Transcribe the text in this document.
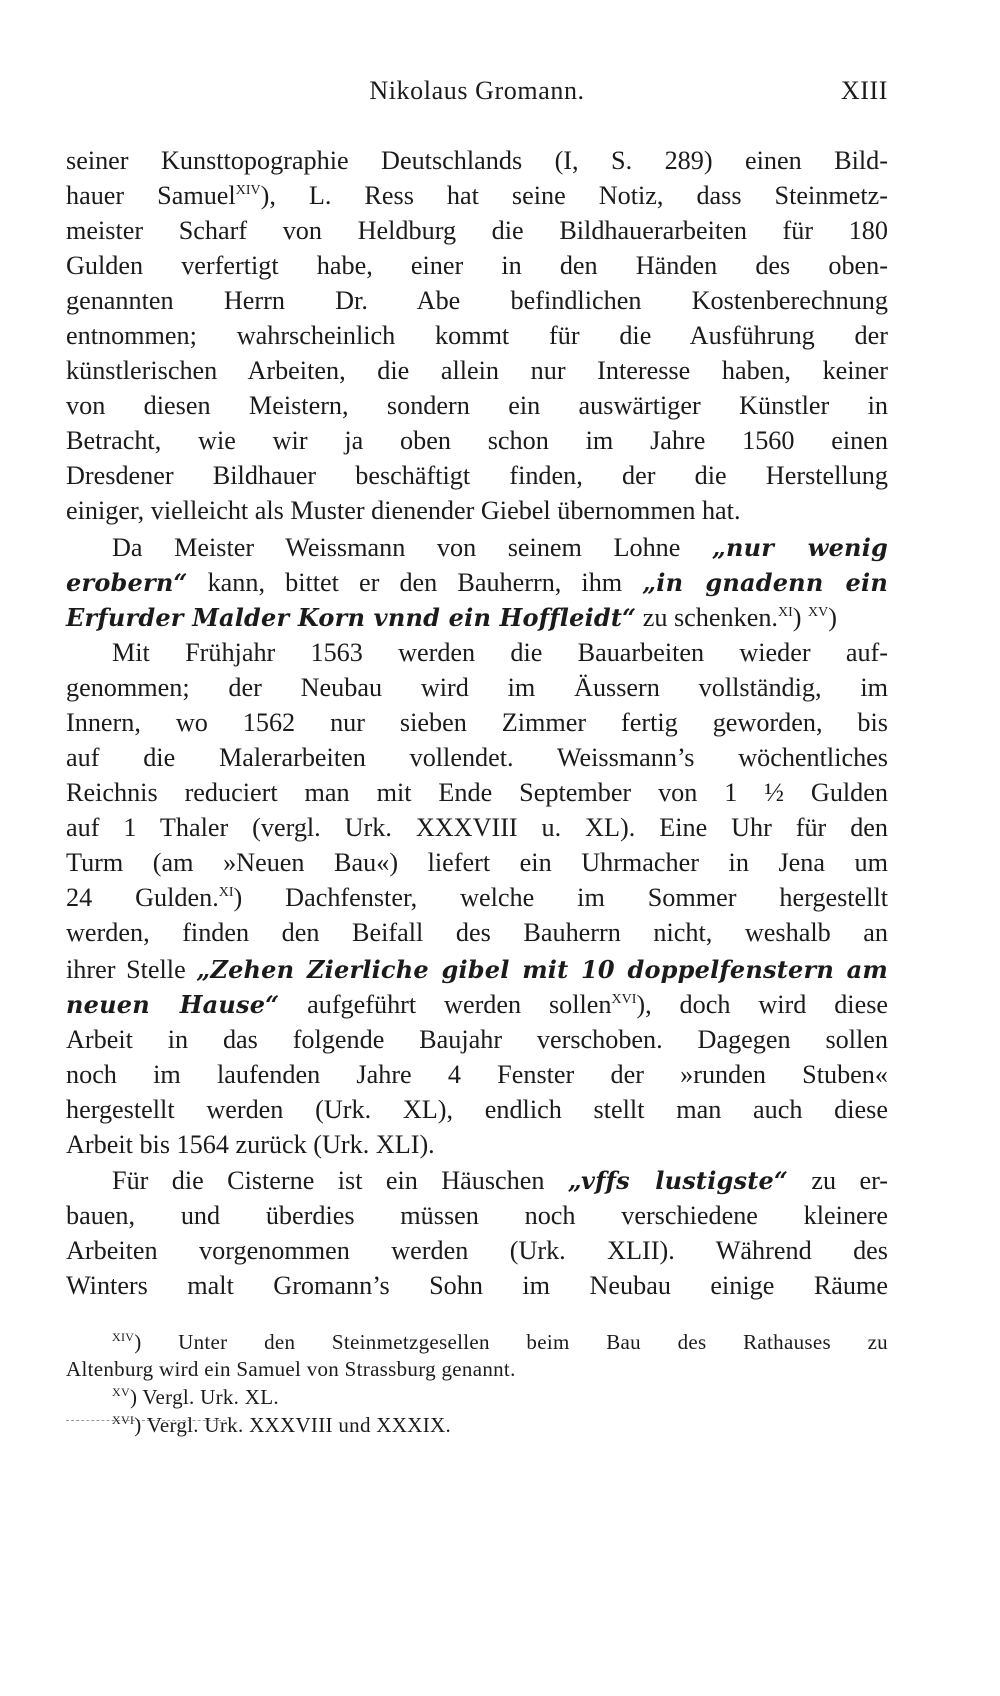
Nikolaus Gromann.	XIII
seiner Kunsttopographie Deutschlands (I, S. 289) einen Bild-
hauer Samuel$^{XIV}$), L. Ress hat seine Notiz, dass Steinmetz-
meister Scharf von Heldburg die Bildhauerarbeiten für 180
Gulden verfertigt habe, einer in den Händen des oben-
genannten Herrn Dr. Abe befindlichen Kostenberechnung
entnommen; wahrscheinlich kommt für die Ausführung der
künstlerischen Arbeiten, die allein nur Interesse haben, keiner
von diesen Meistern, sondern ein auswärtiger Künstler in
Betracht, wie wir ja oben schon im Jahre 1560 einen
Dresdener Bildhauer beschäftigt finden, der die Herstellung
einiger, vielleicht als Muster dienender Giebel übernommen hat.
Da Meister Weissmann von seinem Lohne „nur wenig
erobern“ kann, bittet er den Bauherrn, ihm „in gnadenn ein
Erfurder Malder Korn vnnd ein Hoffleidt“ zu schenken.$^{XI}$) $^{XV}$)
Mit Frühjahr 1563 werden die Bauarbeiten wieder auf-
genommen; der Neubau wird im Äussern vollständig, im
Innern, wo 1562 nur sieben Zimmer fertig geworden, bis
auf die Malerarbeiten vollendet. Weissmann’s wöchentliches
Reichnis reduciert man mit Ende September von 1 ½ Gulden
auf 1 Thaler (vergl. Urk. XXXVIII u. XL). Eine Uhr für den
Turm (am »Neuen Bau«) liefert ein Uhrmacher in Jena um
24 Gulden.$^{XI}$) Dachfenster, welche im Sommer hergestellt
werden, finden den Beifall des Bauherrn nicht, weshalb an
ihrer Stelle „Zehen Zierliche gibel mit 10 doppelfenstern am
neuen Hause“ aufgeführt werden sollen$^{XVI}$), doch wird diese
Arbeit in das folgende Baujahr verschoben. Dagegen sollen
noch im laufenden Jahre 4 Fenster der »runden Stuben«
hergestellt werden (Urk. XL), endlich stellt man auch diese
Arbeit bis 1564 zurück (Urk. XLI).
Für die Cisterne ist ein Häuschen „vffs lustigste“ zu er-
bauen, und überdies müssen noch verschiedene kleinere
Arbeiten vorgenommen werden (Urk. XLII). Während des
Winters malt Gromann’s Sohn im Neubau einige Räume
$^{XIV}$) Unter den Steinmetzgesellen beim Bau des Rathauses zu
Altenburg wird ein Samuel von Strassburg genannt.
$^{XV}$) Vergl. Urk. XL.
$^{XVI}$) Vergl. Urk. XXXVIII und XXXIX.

- - - - - - -

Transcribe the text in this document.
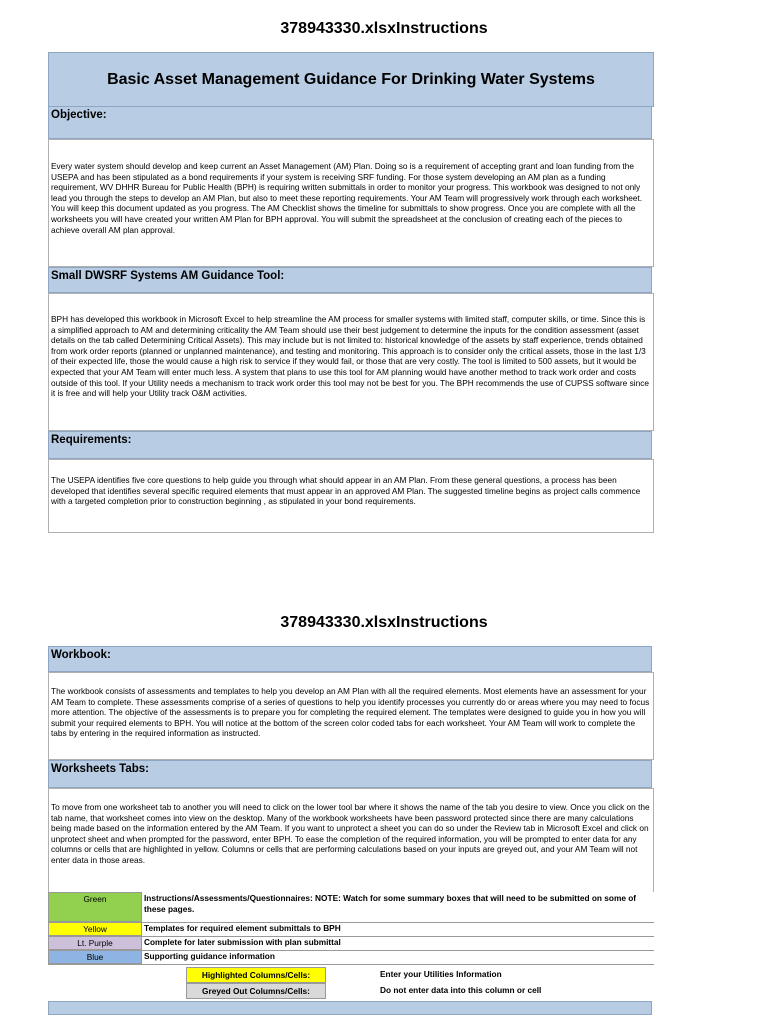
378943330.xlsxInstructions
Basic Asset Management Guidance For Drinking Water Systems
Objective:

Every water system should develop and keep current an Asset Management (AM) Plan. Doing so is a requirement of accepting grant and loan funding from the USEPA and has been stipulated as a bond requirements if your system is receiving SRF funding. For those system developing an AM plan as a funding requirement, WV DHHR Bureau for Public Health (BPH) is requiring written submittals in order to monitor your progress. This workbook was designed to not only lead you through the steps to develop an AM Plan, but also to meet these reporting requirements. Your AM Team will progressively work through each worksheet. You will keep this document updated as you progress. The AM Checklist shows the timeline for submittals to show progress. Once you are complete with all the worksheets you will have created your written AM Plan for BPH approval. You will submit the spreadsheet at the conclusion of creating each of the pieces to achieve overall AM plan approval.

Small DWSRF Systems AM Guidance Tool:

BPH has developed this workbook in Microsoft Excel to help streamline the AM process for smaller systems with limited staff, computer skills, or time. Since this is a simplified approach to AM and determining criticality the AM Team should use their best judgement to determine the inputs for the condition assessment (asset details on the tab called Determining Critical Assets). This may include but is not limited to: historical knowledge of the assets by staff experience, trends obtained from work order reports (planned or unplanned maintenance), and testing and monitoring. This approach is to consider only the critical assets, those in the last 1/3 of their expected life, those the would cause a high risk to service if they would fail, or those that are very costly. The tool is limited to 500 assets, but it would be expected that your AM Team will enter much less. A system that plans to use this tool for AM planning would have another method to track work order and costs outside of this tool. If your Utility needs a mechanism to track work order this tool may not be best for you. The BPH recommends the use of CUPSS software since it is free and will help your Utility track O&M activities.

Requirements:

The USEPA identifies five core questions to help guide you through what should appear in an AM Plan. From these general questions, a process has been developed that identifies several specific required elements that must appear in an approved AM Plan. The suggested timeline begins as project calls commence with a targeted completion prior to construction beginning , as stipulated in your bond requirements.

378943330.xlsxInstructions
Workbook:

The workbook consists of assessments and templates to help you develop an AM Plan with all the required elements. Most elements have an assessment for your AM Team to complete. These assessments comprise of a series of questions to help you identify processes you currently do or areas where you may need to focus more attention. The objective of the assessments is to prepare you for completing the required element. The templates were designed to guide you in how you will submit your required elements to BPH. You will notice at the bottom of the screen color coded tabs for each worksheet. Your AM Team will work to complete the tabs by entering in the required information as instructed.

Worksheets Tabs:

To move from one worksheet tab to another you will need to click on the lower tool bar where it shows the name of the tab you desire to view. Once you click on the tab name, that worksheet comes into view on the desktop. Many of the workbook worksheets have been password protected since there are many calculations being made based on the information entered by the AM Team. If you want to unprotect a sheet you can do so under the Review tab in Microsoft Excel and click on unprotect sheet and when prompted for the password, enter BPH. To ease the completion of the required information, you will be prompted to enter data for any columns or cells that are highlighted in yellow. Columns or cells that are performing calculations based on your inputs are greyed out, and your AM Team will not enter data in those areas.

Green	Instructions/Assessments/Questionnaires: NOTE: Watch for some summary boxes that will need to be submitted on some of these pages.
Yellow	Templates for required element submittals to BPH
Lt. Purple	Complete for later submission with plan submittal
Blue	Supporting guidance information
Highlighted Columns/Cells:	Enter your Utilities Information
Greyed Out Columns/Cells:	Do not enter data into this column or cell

- - - - - - -

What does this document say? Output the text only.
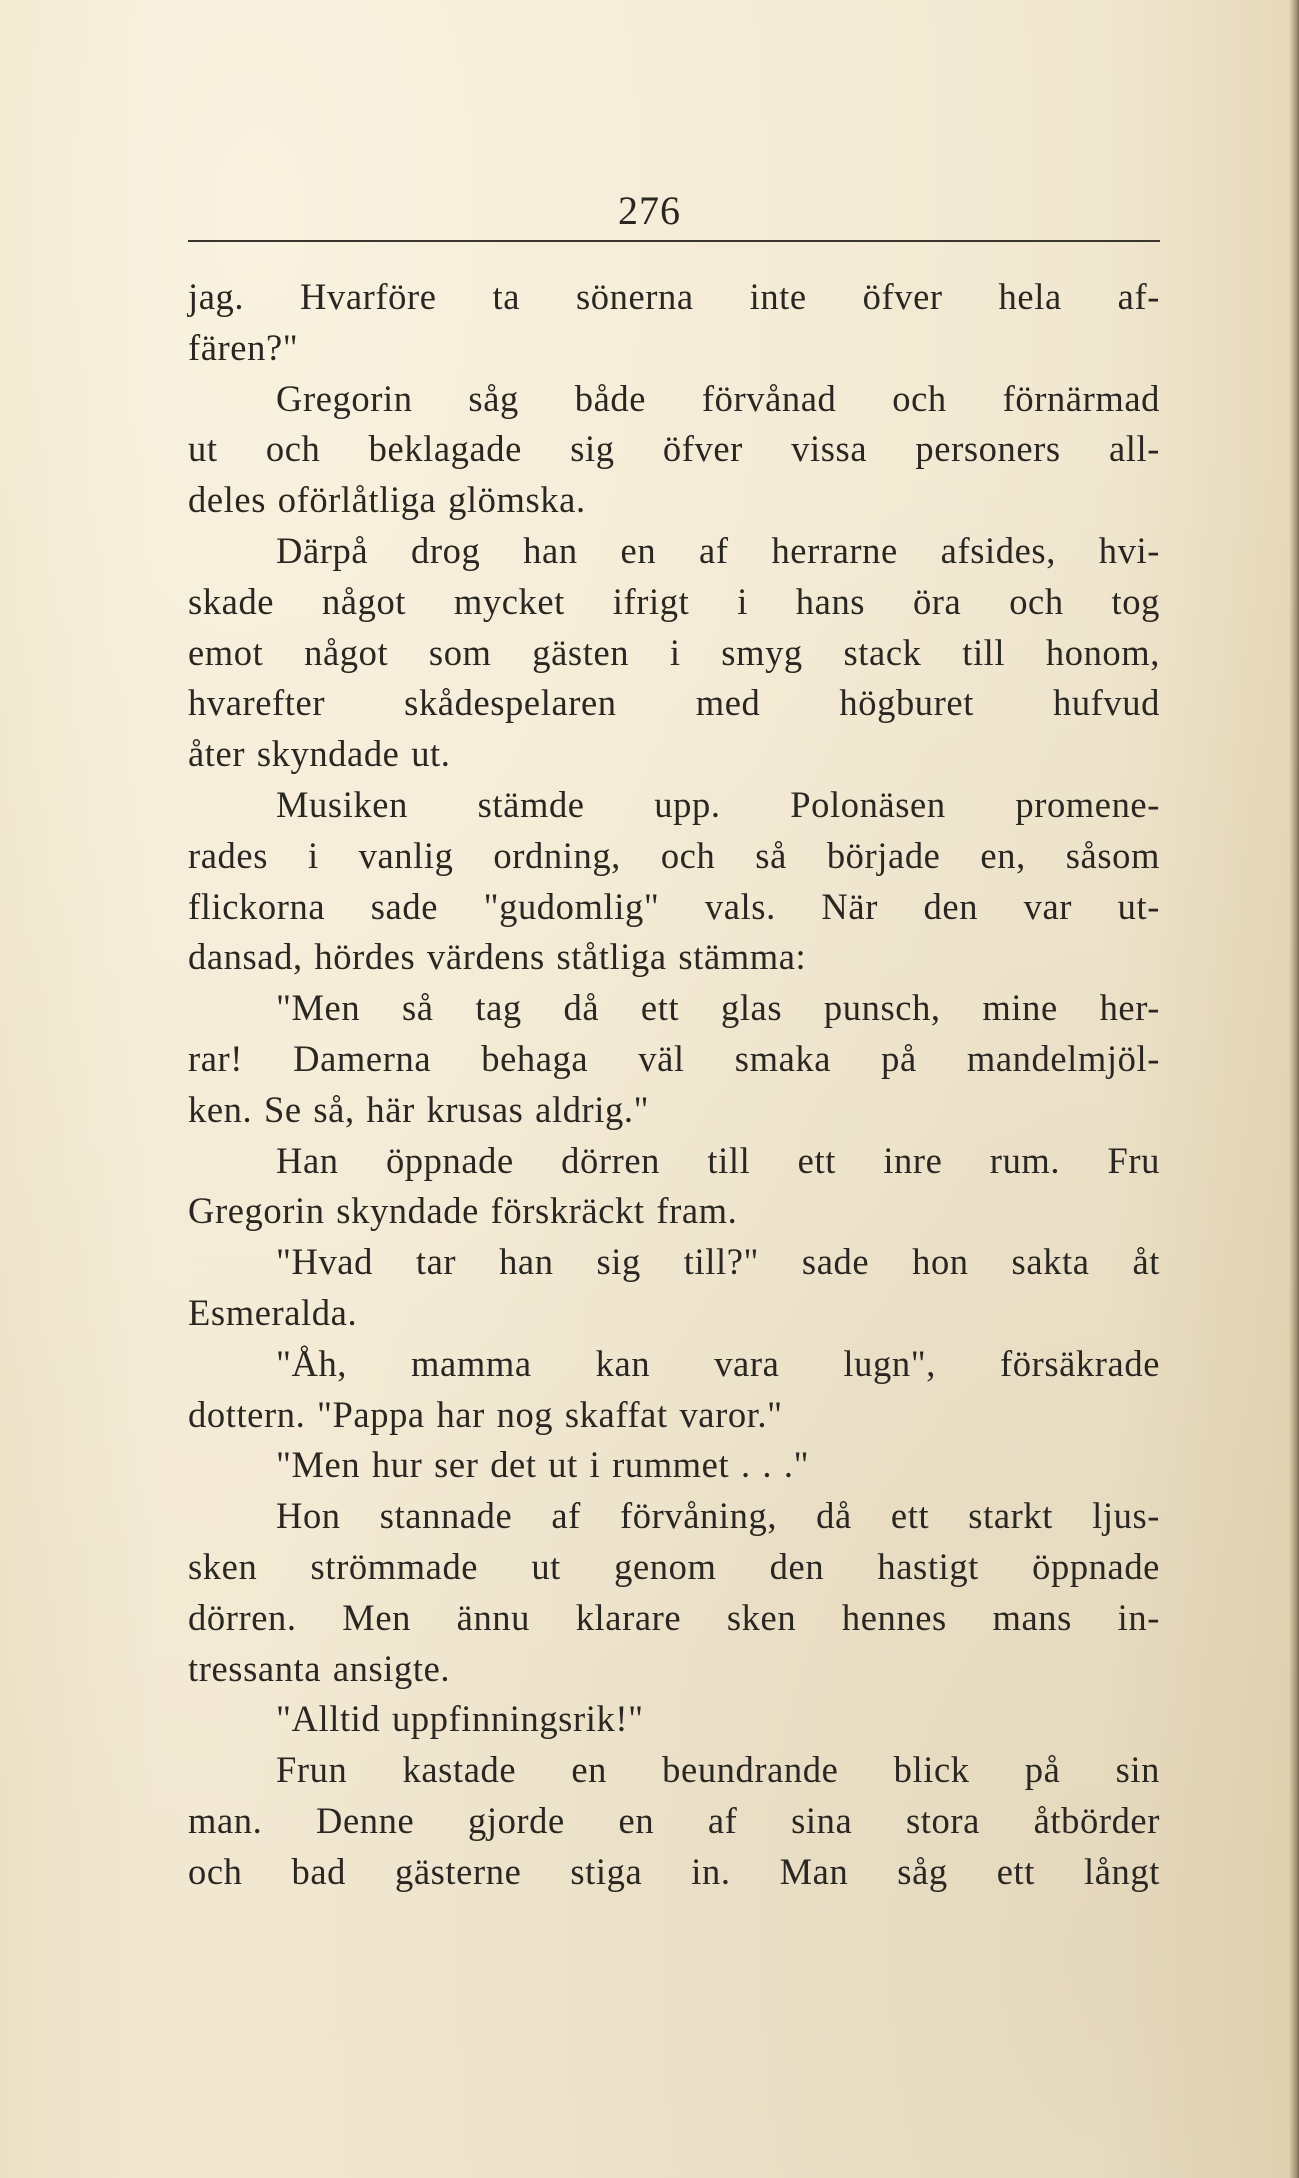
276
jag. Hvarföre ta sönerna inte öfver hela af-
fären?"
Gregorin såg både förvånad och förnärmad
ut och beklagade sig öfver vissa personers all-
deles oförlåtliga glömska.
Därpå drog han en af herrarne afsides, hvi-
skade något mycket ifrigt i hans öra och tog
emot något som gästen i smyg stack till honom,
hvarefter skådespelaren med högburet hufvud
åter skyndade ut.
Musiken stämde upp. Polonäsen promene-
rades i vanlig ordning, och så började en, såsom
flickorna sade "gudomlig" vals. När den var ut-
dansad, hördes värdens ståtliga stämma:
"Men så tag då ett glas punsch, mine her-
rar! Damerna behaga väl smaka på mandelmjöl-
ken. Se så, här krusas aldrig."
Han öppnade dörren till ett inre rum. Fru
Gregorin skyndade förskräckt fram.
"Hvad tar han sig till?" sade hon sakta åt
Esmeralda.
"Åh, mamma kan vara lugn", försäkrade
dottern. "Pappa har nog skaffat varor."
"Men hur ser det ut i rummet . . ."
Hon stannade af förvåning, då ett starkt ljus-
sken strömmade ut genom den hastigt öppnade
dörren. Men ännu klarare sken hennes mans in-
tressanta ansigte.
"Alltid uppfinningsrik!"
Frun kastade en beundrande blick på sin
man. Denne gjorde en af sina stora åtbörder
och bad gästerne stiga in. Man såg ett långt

- - - - - - -

> Your goal
Using the listing above, work out how many lines include the word "Samuel", and report that number alone.

> Exercise answer
2